** Set problem 1 **
In the profile of Linda Putnam that follows, translate this sentence into Spanish: "Her early work fostered the interpretive turn in the field, as an approach that focuses on sense-making, language, and meaning."
** Set problem 2 **
Extend the profile of the communication scholar Linda Putnam, which appears below, by writing what comes after its final sentence.

- Born: Linda L. Putnam
- Occupations: Scholar and author
- Employer: University of California, Santa Barbara
- Title: Distinguished Professor Emerita
- Awards: 2021 Doctorat honoris causa (Université de Montréal); 2022 Honorary Doctorate (Aalto University, Helsinki, Finland);

Academic background
- Alma mater: Hardin–Simmons University (B.A.); University of Wisconsin–Madison (M.A.); University of Minnesota (Ph.D.);
- Thesis: (1977)
- Influences: Karl Weick, Gregory Bateson, Aubrey Fisher

Academic work
- Discipline: Communication
- Sub-discipline: Organizational communication, conflict management, negotiation, gender & organizations
- Institutions: Purdue University; Texas A&M University; University of California, Santa Barbara;
- Notable works: The SAGE Handbook of Organizational Discourse (2004); Organizational Communication (5-volume set) (2006); Building Theories of Organizations: The Constitutive Role of Communication (2009);
- Website: comm.ucsb.edu/people/linda-l-putnam

= Linda Putnam =

American communication scholar

Linda Putnam is an American scholar and professor in the Department of Communication at the University of California, Santa Barbara. She is known for her theories on organizational communication and her publications focused on conflict management and negotiation, discourse and interaction analysis and organizational paradoxes and dilemmas. Her early work fostered the interpretive turn in the field, as an approach that focuses on sense-making, language, and meaning. This research led to the 1993 Charles H. Woolbert Award from the National Communication Association for original research that had stood the test of time. The Organizational Communication Division of the International Communication Association (ICA) named its Linda L. Putnam Early Career Award after her. Putnam is a past-president of the International Association for Conflict Management (1993-1994), the ICA (2000-2003), and the Council of Communication Associations (2000-2002).

** Raw data **

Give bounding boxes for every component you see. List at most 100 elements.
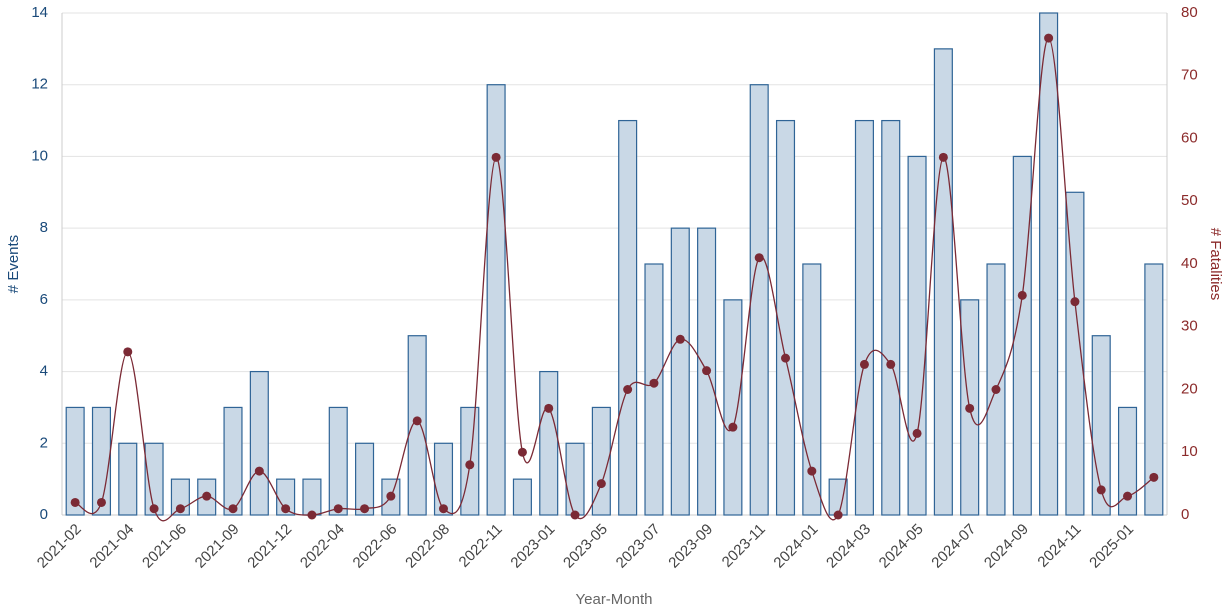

** Exercise response 1 **
Sus primeros trabajos impulsaron el giro interpretativo en el campo, como un enfoque centrado en la construcción de sentido, el lenguaje y el significado.

** Exercise response 2 **
Putnam has conducted studies on multiparty environmental disputes, negotiation teams, and labor conflicts. Her discourse studies are focused heavily on tensions and contradictions and also incorporate metaphors, narratives, discursive framing, and arguments. Putnam's work also focuses on the contradictions within the arenas of work-life issues within organizations, organizational change and open office environments.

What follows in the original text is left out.